**Short problem:** Copy all lines holding the word "name" from the entries.

**Data shown:**

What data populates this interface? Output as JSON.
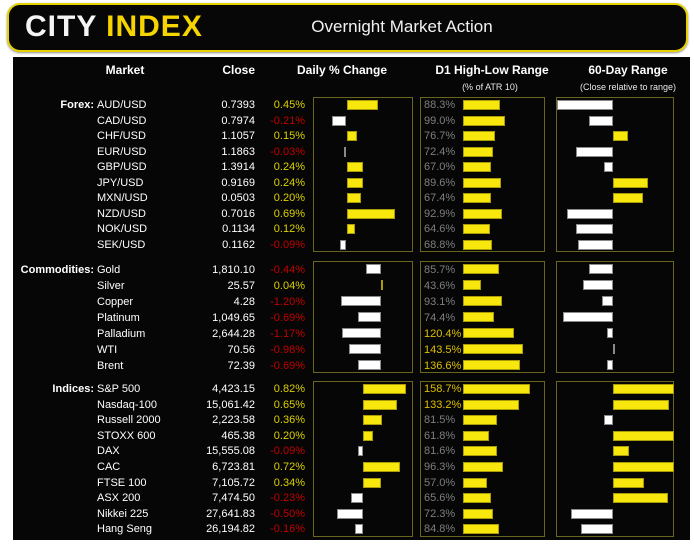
{
  "header": {
    "logo_city": "CITY",
    "logo_index": "INDEX",
    "title": "Overnight Market Action"
  },
  "columns": {
    "market": "Market",
    "close": "Close",
    "daily": "Daily % Change",
    "d1": "D1 High-Low Range",
    "d1_sub": "(% of ATR 10)",
    "r60": "60-Day Range",
    "r60_sub": "(Close relative to range)"
  },
  "colors": {
    "accent_yellow": "#f8e70c",
    "negative_red": "#c00000",
    "bar_white": "#ffffff",
    "muted_gray": "#7f7f7f",
    "over100_gold": "#dfc000",
    "banner_border": "#e6d200"
  },
  "chart_data": {
    "type": "table",
    "title": "Overnight Market Action",
    "column_headers": [
      "Market",
      "Close",
      "Daily % Change",
      "D1 High-Low Range (% of ATR 10)",
      "60-Day Range (Close relative to range)"
    ],
    "legend": {
      "daily_bar": "yellow = positive day, white = negative day",
      "range_bar": "bar drawn from mid-point of 60-day range to close; yellow = upper half, white = lower half"
    },
    "groups": [
      {
        "label": "Forex:",
        "rows": [
          {
            "market": "AUD/USD",
            "close": "0.7393",
            "daily_pct": 0.45,
            "daily_label": "0.45%",
            "d1_atr_pct": 88.3,
            "d1_label": "88.3%",
            "range_pos_pct": 1
          },
          {
            "market": "CAD/USD",
            "close": "0.7974",
            "daily_pct": -0.21,
            "daily_label": "-0.21%",
            "d1_atr_pct": 99.0,
            "d1_label": "99.0%",
            "range_pos_pct": 28
          },
          {
            "market": "CHF/USD",
            "close": "1.1057",
            "daily_pct": 0.15,
            "daily_label": "0.15%",
            "d1_atr_pct": 76.7,
            "d1_label": "76.7%",
            "range_pos_pct": 61
          },
          {
            "market": "EUR/USD",
            "close": "1.1863",
            "daily_pct": -0.03,
            "daily_label": "-0.03%",
            "d1_atr_pct": 72.4,
            "d1_label": "72.4%",
            "range_pos_pct": 17
          },
          {
            "market": "GBP/USD",
            "close": "1.3914",
            "daily_pct": 0.24,
            "daily_label": "0.24%",
            "d1_atr_pct": 67.0,
            "d1_label": "67.0%",
            "range_pos_pct": 41
          },
          {
            "market": "JPY/USD",
            "close": "0.9169",
            "daily_pct": 0.24,
            "daily_label": "0.24%",
            "d1_atr_pct": 89.6,
            "d1_label": "89.6%",
            "range_pos_pct": 78
          },
          {
            "market": "MXN/USD",
            "close": "0.0503",
            "daily_pct": 0.2,
            "daily_label": "0.20%",
            "d1_atr_pct": 67.4,
            "d1_label": "67.4%",
            "range_pos_pct": 74
          },
          {
            "market": "NZD/USD",
            "close": "0.7016",
            "daily_pct": 0.69,
            "daily_label": "0.69%",
            "d1_atr_pct": 92.9,
            "d1_label": "92.9%",
            "range_pos_pct": 9
          },
          {
            "market": "NOK/USD",
            "close": "0.1134",
            "daily_pct": 0.12,
            "daily_label": "0.12%",
            "d1_atr_pct": 64.6,
            "d1_label": "64.6%",
            "range_pos_pct": 17
          },
          {
            "market": "SEK/USD",
            "close": "0.1162",
            "daily_pct": -0.09,
            "daily_label": "-0.09%",
            "d1_atr_pct": 68.8,
            "d1_label": "68.8%",
            "range_pos_pct": 19
          }
        ]
      },
      {
        "label": "Commodities:",
        "rows": [
          {
            "market": "Gold",
            "close": "1,810.10",
            "daily_pct": -0.44,
            "daily_label": "-0.44%",
            "d1_atr_pct": 85.7,
            "d1_label": "85.7%",
            "range_pos_pct": 28
          },
          {
            "market": "Silver",
            "close": "25.57",
            "daily_pct": 0.04,
            "daily_label": "0.04%",
            "d1_atr_pct": 43.6,
            "d1_label": "43.6%",
            "range_pos_pct": 23
          },
          {
            "market": "Copper",
            "close": "4.28",
            "daily_pct": -1.2,
            "daily_label": "-1.20%",
            "d1_atr_pct": 93.1,
            "d1_label": "93.1%",
            "range_pos_pct": 39
          },
          {
            "market": "Platinum",
            "close": "1,049.65",
            "daily_pct": -0.69,
            "daily_label": "-0.69%",
            "d1_atr_pct": 74.4,
            "d1_label": "74.4%",
            "range_pos_pct": 6
          },
          {
            "market": "Palladium",
            "close": "2,644.28",
            "daily_pct": -1.17,
            "daily_label": "-1.17%",
            "d1_atr_pct": 120.4,
            "d1_label": "120.4%",
            "range_pos_pct": 43
          },
          {
            "market": "WTI",
            "close": "70.56",
            "daily_pct": -0.98,
            "daily_label": "-0.98%",
            "d1_atr_pct": 143.5,
            "d1_label": "143.5%",
            "range_pos_pct": 48
          },
          {
            "market": "Brent",
            "close": "72.39",
            "daily_pct": -0.69,
            "daily_label": "-0.69%",
            "d1_atr_pct": 136.6,
            "d1_label": "136.6%",
            "range_pos_pct": 43
          }
        ]
      },
      {
        "label": "Indices:",
        "rows": [
          {
            "market": "S&P 500",
            "close": "4,423.15",
            "daily_pct": 0.82,
            "daily_label": "0.82%",
            "d1_atr_pct": 158.7,
            "d1_label": "158.7%",
            "range_pos_pct": 100
          },
          {
            "market": "Nasdaq-100",
            "close": "15,061.42",
            "daily_pct": 0.65,
            "daily_label": "0.65%",
            "d1_atr_pct": 133.2,
            "d1_label": "133.2%",
            "range_pos_pct": 96
          },
          {
            "market": "Russell 2000",
            "close": "2,223.58",
            "daily_pct": 0.36,
            "daily_label": "0.36%",
            "d1_atr_pct": 81.5,
            "d1_label": "81.5%",
            "range_pos_pct": 41
          },
          {
            "market": "STOXX 600",
            "close": "465.38",
            "daily_pct": 0.2,
            "daily_label": "0.20%",
            "d1_atr_pct": 61.8,
            "d1_label": "61.8%",
            "range_pos_pct": 100
          },
          {
            "market": "DAX",
            "close": "15,555.08",
            "daily_pct": -0.09,
            "daily_label": "-0.09%",
            "d1_atr_pct": 81.6,
            "d1_label": "81.6%",
            "range_pos_pct": 62
          },
          {
            "market": "CAC",
            "close": "6,723.81",
            "daily_pct": 0.72,
            "daily_label": "0.72%",
            "d1_atr_pct": 96.3,
            "d1_label": "96.3%",
            "range_pos_pct": 100
          },
          {
            "market": "FTSE 100",
            "close": "7,105.72",
            "daily_pct": 0.34,
            "daily_label": "0.34%",
            "d1_atr_pct": 57.0,
            "d1_label": "57.0%",
            "range_pos_pct": 75
          },
          {
            "market": "ASX 200",
            "close": "7,474.50",
            "daily_pct": -0.23,
            "daily_label": "-0.23%",
            "d1_atr_pct": 65.6,
            "d1_label": "65.6%",
            "range_pos_pct": 95
          },
          {
            "market": "Nikkei 225",
            "close": "27,641.83",
            "daily_pct": -0.5,
            "daily_label": "-0.50%",
            "d1_atr_pct": 72.3,
            "d1_label": "72.3%",
            "range_pos_pct": 13
          },
          {
            "market": "Hang Seng",
            "close": "26,194.82",
            "daily_pct": -0.16,
            "daily_label": "-0.16%",
            "d1_atr_pct": 84.8,
            "d1_label": "84.8%",
            "range_pos_pct": 21
          }
        ]
      }
    ]
  }
}
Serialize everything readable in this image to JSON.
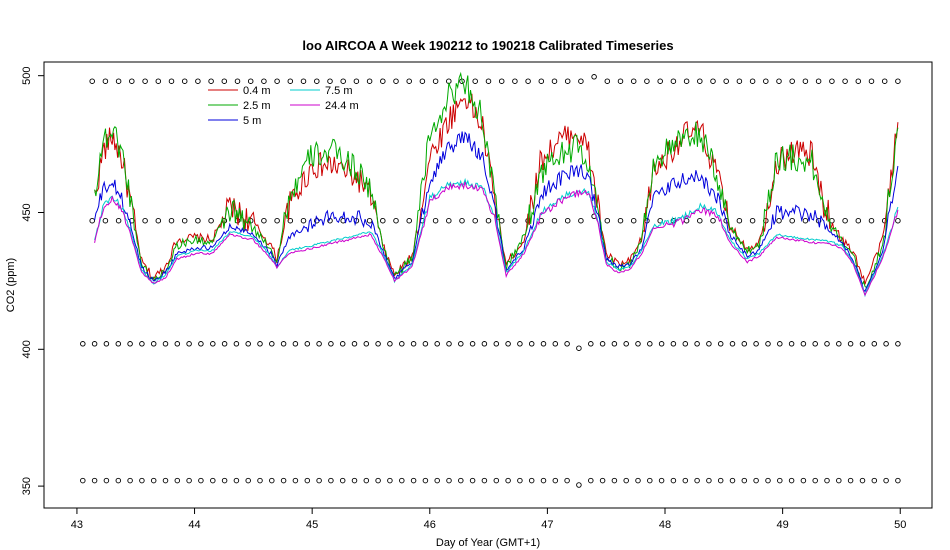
{
  "chart_data": {
    "type": "line",
    "title": "loo AIRCOA A  Week 190212 to 190218  Calibrated Timeseries",
    "xlabel": "Day of Year (GMT+1)",
    "ylabel": "CO2 (ppm)",
    "xlim": [
      42.72,
      50.27
    ],
    "ylim": [
      342,
      505
    ],
    "x_ticks": [
      43,
      44,
      45,
      46,
      47,
      48,
      49,
      50
    ],
    "y_ticks": [
      350,
      400,
      450,
      500
    ],
    "legend_position": "top-left",
    "series": [
      {
        "name": "0.4 m",
        "color": "#cc0000",
        "profile": "high",
        "x": [
          43.15,
          43.22,
          43.3,
          43.38,
          43.45,
          43.55,
          43.65,
          43.75,
          43.85,
          44.0,
          44.15,
          44.3,
          44.5,
          44.65,
          44.7,
          44.8,
          45.0,
          45.2,
          45.4,
          45.5,
          45.6,
          45.7,
          45.85,
          46.0,
          46.15,
          46.3,
          46.45,
          46.55,
          46.65,
          46.8,
          46.95,
          47.1,
          47.25,
          47.35,
          47.42,
          47.5,
          47.6,
          47.7,
          47.8,
          47.9,
          48.0,
          48.15,
          48.3,
          48.45,
          48.55,
          48.7,
          48.8,
          48.95,
          49.1,
          49.25,
          49.35,
          49.5,
          49.6,
          49.7,
          49.85,
          49.98
        ],
        "values": [
          455,
          472,
          478,
          470,
          455,
          432,
          426,
          430,
          440,
          441,
          440,
          452,
          446,
          438,
          433,
          452,
          467,
          467,
          462,
          456,
          438,
          427,
          434,
          470,
          483,
          493,
          481,
          455,
          431,
          440,
          470,
          476,
          480,
          472,
          455,
          435,
          431,
          432,
          440,
          465,
          470,
          478,
          480,
          463,
          445,
          437,
          439,
          468,
          473,
          471,
          453,
          440,
          436,
          424,
          440,
          483
        ]
      },
      {
        "name": "2.5 m",
        "color": "#00aa00",
        "profile": "high",
        "x": [
          43.15,
          43.22,
          43.3,
          43.38,
          43.45,
          43.55,
          43.65,
          43.75,
          43.85,
          44.0,
          44.15,
          44.3,
          44.5,
          44.65,
          44.7,
          44.8,
          45.0,
          45.2,
          45.4,
          45.5,
          45.6,
          45.7,
          45.85,
          46.0,
          46.15,
          46.3,
          46.45,
          46.55,
          46.65,
          46.8,
          46.95,
          47.1,
          47.25,
          47.35,
          47.42,
          47.5,
          47.6,
          47.7,
          47.8,
          47.9,
          48.0,
          48.15,
          48.3,
          48.45,
          48.55,
          48.7,
          48.8,
          48.95,
          49.1,
          49.25,
          49.35,
          49.5,
          49.6,
          49.7,
          49.85,
          49.98
        ],
        "values": [
          457,
          476,
          480,
          473,
          456,
          431,
          425,
          429,
          438,
          440,
          439,
          451,
          444,
          437,
          432,
          455,
          471,
          472,
          465,
          458,
          438,
          427,
          433,
          478,
          492,
          498,
          484,
          455,
          430,
          441,
          465,
          471,
          474,
          467,
          453,
          434,
          430,
          431,
          440,
          468,
          472,
          476,
          479,
          462,
          445,
          436,
          438,
          470,
          470,
          468,
          452,
          440,
          434,
          422,
          438,
          481
        ]
      },
      {
        "name": "5 m",
        "color": "#0000dd",
        "profile": "mid",
        "x": [
          43.15,
          43.22,
          43.3,
          43.38,
          43.45,
          43.55,
          43.65,
          43.75,
          43.85,
          44.0,
          44.15,
          44.3,
          44.5,
          44.65,
          44.7,
          44.8,
          45.0,
          45.2,
          45.4,
          45.5,
          45.6,
          45.7,
          45.85,
          46.0,
          46.15,
          46.3,
          46.45,
          46.55,
          46.65,
          46.8,
          46.95,
          47.1,
          47.25,
          47.35,
          47.42,
          47.5,
          47.6,
          47.7,
          47.8,
          47.9,
          48.0,
          48.15,
          48.3,
          48.45,
          48.55,
          48.7,
          48.8,
          48.95,
          49.1,
          49.25,
          49.35,
          49.5,
          49.6,
          49.7,
          49.85,
          49.98
        ],
        "values": [
          447,
          458,
          461,
          455,
          446,
          430,
          425,
          428,
          435,
          437,
          437,
          445,
          442,
          435,
          431,
          441,
          446,
          449,
          448,
          447,
          436,
          426,
          432,
          462,
          473,
          478,
          470,
          452,
          429,
          437,
          457,
          462,
          466,
          463,
          450,
          433,
          430,
          431,
          437,
          455,
          458,
          462,
          463,
          455,
          442,
          434,
          436,
          450,
          450,
          449,
          446,
          439,
          433,
          421,
          436,
          467
        ]
      },
      {
        "name": "7.5 m",
        "color": "#00cccc",
        "profile": "low",
        "x": [
          43.15,
          43.22,
          43.3,
          43.38,
          43.45,
          43.55,
          43.65,
          43.75,
          43.85,
          44.0,
          44.15,
          44.3,
          44.5,
          44.65,
          44.7,
          44.8,
          45.0,
          45.2,
          45.4,
          45.5,
          45.6,
          45.7,
          45.85,
          46.0,
          46.15,
          46.3,
          46.45,
          46.55,
          46.65,
          46.8,
          46.95,
          47.1,
          47.25,
          47.35,
          47.42,
          47.5,
          47.6,
          47.7,
          47.8,
          47.9,
          48.0,
          48.15,
          48.3,
          48.45,
          48.55,
          48.7,
          48.8,
          48.95,
          49.1,
          49.25,
          49.35,
          49.5,
          49.6,
          49.7,
          49.85,
          49.98
        ],
        "values": [
          440,
          452,
          456,
          452,
          444,
          429,
          424,
          427,
          434,
          436,
          436,
          443,
          441,
          434,
          430,
          436,
          438,
          440,
          442,
          443,
          435,
          425,
          431,
          455,
          460,
          461,
          459,
          449,
          428,
          436,
          450,
          455,
          458,
          458,
          449,
          432,
          429,
          430,
          436,
          445,
          446,
          448,
          452,
          450,
          440,
          433,
          435,
          442,
          441,
          440,
          440,
          438,
          432,
          420,
          434,
          452
        ]
      },
      {
        "name": "24.4 m",
        "color": "#cc00cc",
        "profile": "low",
        "x": [
          43.15,
          43.22,
          43.3,
          43.38,
          43.45,
          43.55,
          43.65,
          43.75,
          43.85,
          44.0,
          44.15,
          44.3,
          44.5,
          44.65,
          44.7,
          44.8,
          45.0,
          45.2,
          45.4,
          45.5,
          45.6,
          45.7,
          45.85,
          46.0,
          46.15,
          46.3,
          46.45,
          46.55,
          46.65,
          46.8,
          46.95,
          47.1,
          47.25,
          47.35,
          47.42,
          47.5,
          47.6,
          47.7,
          47.8,
          47.9,
          48.0,
          48.15,
          48.3,
          48.45,
          48.55,
          48.7,
          48.8,
          48.95,
          49.1,
          49.25,
          49.35,
          49.5,
          49.6,
          49.7,
          49.85,
          49.98
        ],
        "values": [
          439,
          451,
          455,
          451,
          443,
          428,
          424,
          426,
          433,
          435,
          435,
          442,
          440,
          433,
          430,
          435,
          437,
          439,
          441,
          442,
          434,
          425,
          430,
          454,
          459,
          460,
          458,
          448,
          427,
          435,
          449,
          454,
          457,
          457,
          448,
          431,
          428,
          429,
          435,
          444,
          445,
          447,
          451,
          449,
          439,
          432,
          434,
          441,
          440,
          439,
          439,
          437,
          431,
          420,
          433,
          451
        ]
      }
    ],
    "marker_rows": [
      {
        "y": 498,
        "x_start": 43.13,
        "x_end": 49.98,
        "count": 62
      },
      {
        "y": 447,
        "x_start": 43.13,
        "x_end": 49.98,
        "count": 62
      },
      {
        "y": 402,
        "x_start": 43.05,
        "x_end": 49.98,
        "count": 70
      },
      {
        "y": 352,
        "x_start": 43.05,
        "x_end": 49.98,
        "count": 70
      }
    ]
  }
}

**Solution:**
        "name": "0.4 m",
        "name": "2.5 m",
        "name": "5 m",
        "name": "7.5 m",
        "name": "24.4 m",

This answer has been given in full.